- **YOUR OBJECTIVE**: Can you transcribe every record below exactly as it appears?

Records contained in a dataset

——

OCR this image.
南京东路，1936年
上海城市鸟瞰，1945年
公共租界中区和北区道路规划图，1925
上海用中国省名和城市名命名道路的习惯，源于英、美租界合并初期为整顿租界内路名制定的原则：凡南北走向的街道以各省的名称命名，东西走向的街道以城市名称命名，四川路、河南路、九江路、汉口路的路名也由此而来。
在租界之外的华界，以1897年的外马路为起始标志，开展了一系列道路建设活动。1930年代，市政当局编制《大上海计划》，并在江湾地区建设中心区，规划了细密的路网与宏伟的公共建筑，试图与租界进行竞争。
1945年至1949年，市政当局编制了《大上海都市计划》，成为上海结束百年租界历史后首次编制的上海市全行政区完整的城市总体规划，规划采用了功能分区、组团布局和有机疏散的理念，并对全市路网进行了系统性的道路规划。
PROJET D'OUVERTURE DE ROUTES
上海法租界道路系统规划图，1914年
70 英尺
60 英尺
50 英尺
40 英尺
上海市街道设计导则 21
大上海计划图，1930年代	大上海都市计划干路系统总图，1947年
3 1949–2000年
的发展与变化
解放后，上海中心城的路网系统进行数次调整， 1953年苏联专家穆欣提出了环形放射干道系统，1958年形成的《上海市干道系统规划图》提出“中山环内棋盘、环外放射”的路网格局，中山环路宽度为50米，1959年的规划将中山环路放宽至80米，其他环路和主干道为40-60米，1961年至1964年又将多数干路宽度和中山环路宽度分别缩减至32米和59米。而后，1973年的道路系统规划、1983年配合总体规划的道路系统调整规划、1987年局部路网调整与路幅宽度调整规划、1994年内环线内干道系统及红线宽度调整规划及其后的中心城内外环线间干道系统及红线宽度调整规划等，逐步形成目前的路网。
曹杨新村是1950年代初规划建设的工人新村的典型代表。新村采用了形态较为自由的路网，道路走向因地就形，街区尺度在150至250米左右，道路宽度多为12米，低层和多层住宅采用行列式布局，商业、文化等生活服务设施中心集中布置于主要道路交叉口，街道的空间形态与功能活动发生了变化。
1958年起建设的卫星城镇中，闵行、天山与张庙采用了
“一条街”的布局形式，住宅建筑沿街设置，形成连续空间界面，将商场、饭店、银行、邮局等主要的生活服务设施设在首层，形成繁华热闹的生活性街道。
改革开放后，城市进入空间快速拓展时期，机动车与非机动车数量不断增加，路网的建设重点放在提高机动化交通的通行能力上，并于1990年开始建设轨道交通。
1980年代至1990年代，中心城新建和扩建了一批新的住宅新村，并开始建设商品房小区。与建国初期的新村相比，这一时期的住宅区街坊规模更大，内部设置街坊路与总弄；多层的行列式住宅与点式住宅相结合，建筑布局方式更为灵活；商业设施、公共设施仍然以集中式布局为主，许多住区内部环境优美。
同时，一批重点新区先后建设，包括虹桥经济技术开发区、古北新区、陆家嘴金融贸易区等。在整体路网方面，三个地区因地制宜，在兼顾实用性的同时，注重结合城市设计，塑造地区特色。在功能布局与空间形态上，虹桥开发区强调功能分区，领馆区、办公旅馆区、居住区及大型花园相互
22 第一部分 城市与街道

——

- **EXPECTED ANSWER**:
OCR this image.
南京东路，1936年
上海城市鸟瞰，1945年
公共租界中区和北区道路规划图，1925
上海用中国省名和城市名命名道路的习惯，源于英、美租界合并初期为整顿租界内路名制定的原则：凡南北走向的街道以各省的名称命名，东西走向的街道以城市名称命名，四川路、河南路、九江路、汉口路的路名也由此而来。
在租界之外的华界，以1897年的外马路为起始标志，开展了一系列道路建设活动。1930年代，市政当局编制《大上海计划》，并在江湾地区建设中心区，规划了细密的路网与宏伟的公共建筑，试图与租界进行竞争。
1945年至1949年，市政当局编制了《大上海都市计划》，成为上海结束百年租界历史后首次编制的上海市全行政区完整的城市总体规划，规划采用了功能分区、组团布局和有机疏散的理念，并对全市路网进行了系统性的道路规划。
PROJET D'OUVERTURE DE ROUTES
上海法租界道路系统规划图，1914年
70 英尺
60 英尺
50 英尺
40 英尺
上海市街道设计导则 21
大上海计划图，1930年代	大上海都市计划干路系统总图，1947年
3 1949–2000年
的发展与变化
解放后，上海中心城的路网系统进行数次调整， 1953年苏联专家穆欣提出了环形放射干道系统，1958年形成的《上海市干道系统规划图》提出“中山环内棋盘、环外放射”的路网格局，中山环路宽度为50米，1959年的规划将中山环路放宽至80米，其他环路和主干道为40-60米，1961年至1964年又将多数干路宽度和中山环路宽度分别缩减至32米和59米。而后，1973年的道路系统规划、1983年配合总体规划的道路系统调整规划、1987年局部路网调整与路幅宽度调整规划、1994年内环线内干道系统及红线宽度调整规划及其后的中心城内外环线间干道系统及红线宽度调整规划等，逐步形成目前的路网。
曹杨新村是1950年代初规划建设的工人新村的典型代表。新村采用了形态较为自由的路网，道路走向因地就形，街区尺度在150至250米左右，道路宽度多为12米，低层和多层住宅采用行列式布局，商业、文化等生活服务设施中心集中布置于主要道路交叉口，街道的空间形态与功能活动发生了变化。
1958年起建设的卫星城镇中，闵行、天山与张庙采用了
“一条街”的布局形式，住宅建筑沿街设置，形成连续空间界面，将商场、饭店、银行、邮局等主要的生活服务设施设在首层，形成繁华热闹的生活性街道。
改革开放后，城市进入空间快速拓展时期，机动车与非机动车数量不断增加，路网的建设重点放在提高机动化交通的通行能力上，并于1990年开始建设轨道交通。
1980年代至1990年代，中心城新建和扩建了一批新的住宅新村，并开始建设商品房小区。与建国初期的新村相比，这一时期的住宅区街坊规模更大，内部设置街坊路与总弄；多层的行列式住宅与点式住宅相结合，建筑布局方式更为灵活；商业设施、公共设施仍然以集中式布局为主，许多住区内部环境优美。
同时，一批重点新区先后建设，包括虹桥经济技术开发区、古北新区、陆家嘴金融贸易区等。在整体路网方面，三个地区因地制宜，在兼顾实用性的同时，注重结合城市设计，塑造地区特色。在功能布局与空间形态上，虹桥开发区强调功能分区，领馆区、办公旅馆区、居住区及大型花园相互
22 第一部分 城市与街道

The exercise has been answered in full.